**** DATASET CONTENT

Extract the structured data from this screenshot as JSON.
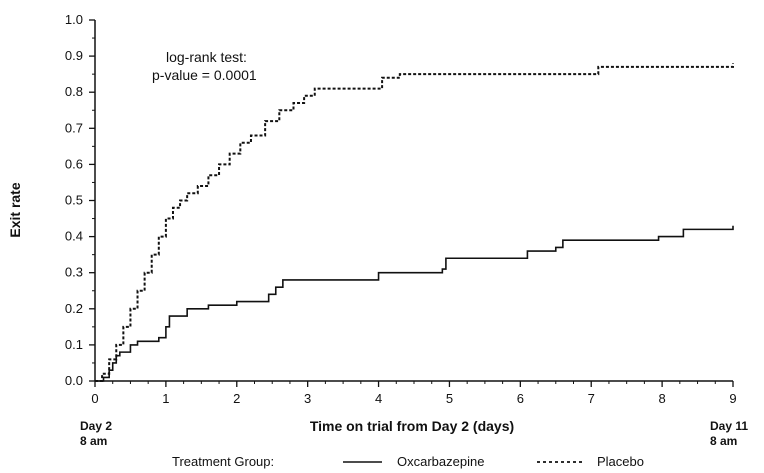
{
  "chart_data": {
    "type": "line",
    "ylabel": "Exit rate",
    "xlabel": "Time on trial from Day 2 (days)",
    "xlim": [
      0,
      9
    ],
    "ylim": [
      0,
      1.0
    ],
    "x_ticks": [
      "0",
      "1",
      "2",
      "3",
      "4",
      "5",
      "6",
      "7",
      "8",
      "9"
    ],
    "y_ticks": [
      "0.0",
      "0.1",
      "0.2",
      "0.3",
      "0.4",
      "0.5",
      "0.6",
      "0.7",
      "0.8",
      "0.9",
      "1.0"
    ],
    "x_start_label": [
      "Day 2",
      "8 am"
    ],
    "x_end_label": [
      "Day 11",
      "8 am"
    ],
    "annotation": [
      "log-rank test:",
      "p-value = 0.0001"
    ],
    "legend_title": "Treatment Group:",
    "grid": false,
    "series": [
      {
        "name": "Oxcarbazepine",
        "line_style": "solid",
        "points": [
          [
            0,
            0
          ],
          [
            0.12,
            0.01
          ],
          [
            0.2,
            0.03
          ],
          [
            0.25,
            0.05
          ],
          [
            0.3,
            0.07
          ],
          [
            0.35,
            0.08
          ],
          [
            0.5,
            0.1
          ],
          [
            0.6,
            0.11
          ],
          [
            0.9,
            0.12
          ],
          [
            1.0,
            0.15
          ],
          [
            1.05,
            0.18
          ],
          [
            1.3,
            0.2
          ],
          [
            1.6,
            0.21
          ],
          [
            2.0,
            0.22
          ],
          [
            2.45,
            0.24
          ],
          [
            2.55,
            0.26
          ],
          [
            2.65,
            0.28
          ],
          [
            3.3,
            0.28
          ],
          [
            4.0,
            0.3
          ],
          [
            4.9,
            0.31
          ],
          [
            4.95,
            0.34
          ],
          [
            5.9,
            0.34
          ],
          [
            6.1,
            0.36
          ],
          [
            6.5,
            0.37
          ],
          [
            6.6,
            0.39
          ],
          [
            7.9,
            0.39
          ],
          [
            7.95,
            0.4
          ],
          [
            8.3,
            0.42
          ],
          [
            9.0,
            0.43
          ]
        ]
      },
      {
        "name": "Placebo",
        "line_style": "dotted",
        "points": [
          [
            0,
            0
          ],
          [
            0.1,
            0.02
          ],
          [
            0.2,
            0.06
          ],
          [
            0.3,
            0.1
          ],
          [
            0.4,
            0.15
          ],
          [
            0.5,
            0.2
          ],
          [
            0.6,
            0.25
          ],
          [
            0.7,
            0.3
          ],
          [
            0.8,
            0.35
          ],
          [
            0.9,
            0.4
          ],
          [
            1.0,
            0.45
          ],
          [
            1.1,
            0.48
          ],
          [
            1.2,
            0.5
          ],
          [
            1.3,
            0.52
          ],
          [
            1.45,
            0.54
          ],
          [
            1.6,
            0.57
          ],
          [
            1.75,
            0.6
          ],
          [
            1.9,
            0.63
          ],
          [
            2.05,
            0.66
          ],
          [
            2.2,
            0.68
          ],
          [
            2.4,
            0.72
          ],
          [
            2.6,
            0.75
          ],
          [
            2.8,
            0.77
          ],
          [
            2.95,
            0.79
          ],
          [
            3.1,
            0.81
          ],
          [
            3.3,
            0.81
          ],
          [
            3.95,
            0.81
          ],
          [
            4.05,
            0.84
          ],
          [
            4.3,
            0.85
          ],
          [
            7.0,
            0.85
          ],
          [
            7.1,
            0.87
          ],
          [
            9.0,
            0.88
          ]
        ]
      }
    ]
  }
}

********

### WHAT THE TASK REQUIRES
Restate the whole listing above exactly, please, omitting every image.

### THE REPLY
Extract the structured data from this screenshot as JSON.
{
  "chart_data": {
    "type": "line",
    "ylabel": "Exit rate",
    "xlabel": "Time on trial from Day 2 (days)",
    "xlim": [
      0,
      9
    ],
    "ylim": [
      0,
      1.0
    ],
    "x_ticks": [
      "0",
      "1",
      "2",
      "3",
      "4",
      "5",
      "6",
      "7",
      "8",
      "9"
    ],
    "y_ticks": [
      "0.0",
      "0.1",
      "0.2",
      "0.3",
      "0.4",
      "0.5",
      "0.6",
      "0.7",
      "0.8",
      "0.9",
      "1.0"
    ],
    "x_start_label": [
      "Day 2",
      "8 am"
    ],
    "x_end_label": [
      "Day 11",
      "8 am"
    ],
    "annotation": [
      "log-rank test:",
      "p-value = 0.0001"
    ],
    "legend_title": "Treatment Group:",
    "grid": false,
    "series": [
      {
        "name": "Oxcarbazepine",
        "line_style": "solid",
        "points": [
          [
            0,
            0
          ],
          [
            0.12,
            0.01
          ],
          [
            0.2,
            0.03
          ],
          [
            0.25,
            0.05
          ],
          [
            0.3,
            0.07
          ],
          [
            0.35,
            0.08
          ],
          [
            0.5,
            0.1
          ],
          [
            0.6,
            0.11
          ],
          [
            0.9,
            0.12
          ],
          [
            1.0,
            0.15
          ],
          [
            1.05,
            0.18
          ],
          [
            1.3,
            0.2
          ],
          [
            1.6,
            0.21
          ],
          [
            2.0,
            0.22
          ],
          [
            2.45,
            0.24
          ],
          [
            2.55,
            0.26
          ],
          [
            2.65,
            0.28
          ],
          [
            3.3,
            0.28
          ],
          [
            4.0,
            0.3
          ],
          [
            4.9,
            0.31
          ],
          [
            4.95,
            0.34
          ],
          [
            5.9,
            0.34
          ],
          [
            6.1,
            0.36
          ],
          [
            6.5,
            0.37
          ],
          [
            6.6,
            0.39
          ],
          [
            7.9,
            0.39
          ],
          [
            7.95,
            0.4
          ],
          [
            8.3,
            0.42
          ],
          [
            9.0,
            0.43
          ]
        ]
      },
      {
        "name": "Placebo",
        "line_style": "dotted",
        "points": [
          [
            0,
            0
          ],
          [
            0.1,
            0.02
          ],
          [
            0.2,
            0.06
          ],
          [
            0.3,
            0.1
          ],
          [
            0.4,
            0.15
          ],
          [
            0.5,
            0.2
          ],
          [
            0.6,
            0.25
          ],
          [
            0.7,
            0.3
          ],
          [
            0.8,
            0.35
          ],
          [
            0.9,
            0.4
          ],
          [
            1.0,
            0.45
          ],
          [
            1.1,
            0.48
          ],
          [
            1.2,
            0.5
          ],
          [
            1.3,
            0.52
          ],
          [
            1.45,
            0.54
          ],
          [
            1.6,
            0.57
          ],
          [
            1.75,
            0.6
          ],
          [
            1.9,
            0.63
          ],
          [
            2.05,
            0.66
          ],
          [
            2.2,
            0.68
          ],
          [
            2.4,
            0.72
          ],
          [
            2.6,
            0.75
          ],
          [
            2.8,
            0.77
          ],
          [
            2.95,
            0.79
          ],
          [
            3.1,
            0.81
          ],
          [
            3.3,
            0.81
          ],
          [
            3.95,
            0.81
          ],
          [
            4.05,
            0.84
          ],
          [
            4.3,
            0.85
          ],
          [
            7.0,
            0.85
          ],
          [
            7.1,
            0.87
          ],
          [
            9.0,
            0.88
          ]
        ]
      }
    ]
  }
}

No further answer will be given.